--- Entries supplied ---
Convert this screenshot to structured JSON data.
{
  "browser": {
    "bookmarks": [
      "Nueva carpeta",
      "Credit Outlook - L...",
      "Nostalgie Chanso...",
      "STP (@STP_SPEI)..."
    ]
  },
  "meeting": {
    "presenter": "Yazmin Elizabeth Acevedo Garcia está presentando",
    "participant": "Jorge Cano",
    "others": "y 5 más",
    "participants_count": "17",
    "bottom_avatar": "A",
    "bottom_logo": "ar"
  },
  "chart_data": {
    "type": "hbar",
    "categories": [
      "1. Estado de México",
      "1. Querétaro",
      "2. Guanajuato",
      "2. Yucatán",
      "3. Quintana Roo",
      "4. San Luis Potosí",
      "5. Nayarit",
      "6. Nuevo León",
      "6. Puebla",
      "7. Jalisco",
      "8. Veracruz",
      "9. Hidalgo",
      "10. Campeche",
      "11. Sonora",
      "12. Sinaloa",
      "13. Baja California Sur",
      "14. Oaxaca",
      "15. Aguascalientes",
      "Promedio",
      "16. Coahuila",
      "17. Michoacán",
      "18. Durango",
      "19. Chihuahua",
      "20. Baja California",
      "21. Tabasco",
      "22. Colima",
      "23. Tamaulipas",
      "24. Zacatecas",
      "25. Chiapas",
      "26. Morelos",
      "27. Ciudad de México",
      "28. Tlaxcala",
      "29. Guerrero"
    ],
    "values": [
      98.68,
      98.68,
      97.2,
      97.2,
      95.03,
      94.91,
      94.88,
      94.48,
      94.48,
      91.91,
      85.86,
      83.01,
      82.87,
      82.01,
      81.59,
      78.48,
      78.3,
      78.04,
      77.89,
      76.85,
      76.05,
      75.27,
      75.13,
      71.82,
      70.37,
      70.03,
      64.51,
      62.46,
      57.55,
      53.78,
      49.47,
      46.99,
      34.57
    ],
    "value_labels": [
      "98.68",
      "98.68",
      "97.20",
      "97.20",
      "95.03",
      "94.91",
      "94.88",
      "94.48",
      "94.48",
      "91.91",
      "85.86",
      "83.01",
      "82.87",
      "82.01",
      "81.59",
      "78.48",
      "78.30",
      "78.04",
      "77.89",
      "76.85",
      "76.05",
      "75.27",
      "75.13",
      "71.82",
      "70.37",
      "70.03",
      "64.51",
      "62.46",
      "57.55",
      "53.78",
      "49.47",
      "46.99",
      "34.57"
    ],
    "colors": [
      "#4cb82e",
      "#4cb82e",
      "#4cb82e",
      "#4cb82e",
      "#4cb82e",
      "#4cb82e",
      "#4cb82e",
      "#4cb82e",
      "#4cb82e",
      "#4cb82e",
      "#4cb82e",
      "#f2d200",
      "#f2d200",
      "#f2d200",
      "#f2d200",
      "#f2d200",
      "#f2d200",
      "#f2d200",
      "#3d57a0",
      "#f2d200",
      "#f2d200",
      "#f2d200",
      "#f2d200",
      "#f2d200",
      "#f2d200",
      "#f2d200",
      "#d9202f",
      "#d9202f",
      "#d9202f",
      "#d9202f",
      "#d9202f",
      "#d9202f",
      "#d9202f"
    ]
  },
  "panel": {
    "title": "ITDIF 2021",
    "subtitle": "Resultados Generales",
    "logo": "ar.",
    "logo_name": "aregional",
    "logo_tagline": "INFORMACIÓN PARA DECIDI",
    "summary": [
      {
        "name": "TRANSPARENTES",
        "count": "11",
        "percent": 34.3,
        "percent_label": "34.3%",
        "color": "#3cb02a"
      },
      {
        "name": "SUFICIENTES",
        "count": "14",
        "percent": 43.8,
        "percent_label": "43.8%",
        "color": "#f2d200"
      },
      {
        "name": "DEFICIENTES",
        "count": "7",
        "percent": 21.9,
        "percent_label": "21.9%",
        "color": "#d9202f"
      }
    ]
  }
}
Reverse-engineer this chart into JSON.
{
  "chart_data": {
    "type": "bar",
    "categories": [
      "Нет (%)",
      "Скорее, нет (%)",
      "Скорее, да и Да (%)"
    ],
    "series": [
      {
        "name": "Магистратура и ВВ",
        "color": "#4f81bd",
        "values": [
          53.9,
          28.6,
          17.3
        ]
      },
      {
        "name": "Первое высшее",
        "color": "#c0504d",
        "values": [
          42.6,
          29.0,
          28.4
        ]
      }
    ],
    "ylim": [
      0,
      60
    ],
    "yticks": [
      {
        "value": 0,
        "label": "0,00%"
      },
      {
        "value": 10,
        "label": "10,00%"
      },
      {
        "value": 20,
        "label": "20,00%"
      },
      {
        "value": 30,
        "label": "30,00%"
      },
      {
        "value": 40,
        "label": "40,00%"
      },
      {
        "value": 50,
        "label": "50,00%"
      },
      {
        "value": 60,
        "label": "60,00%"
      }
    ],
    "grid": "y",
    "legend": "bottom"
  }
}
---
Goal: Lines holding the word "this" in the entries above are the ones to pull out. Copy them all.

Written solution:
Convert this screenshot to structured JSON data.
Reverse-engineer this chart into JSON.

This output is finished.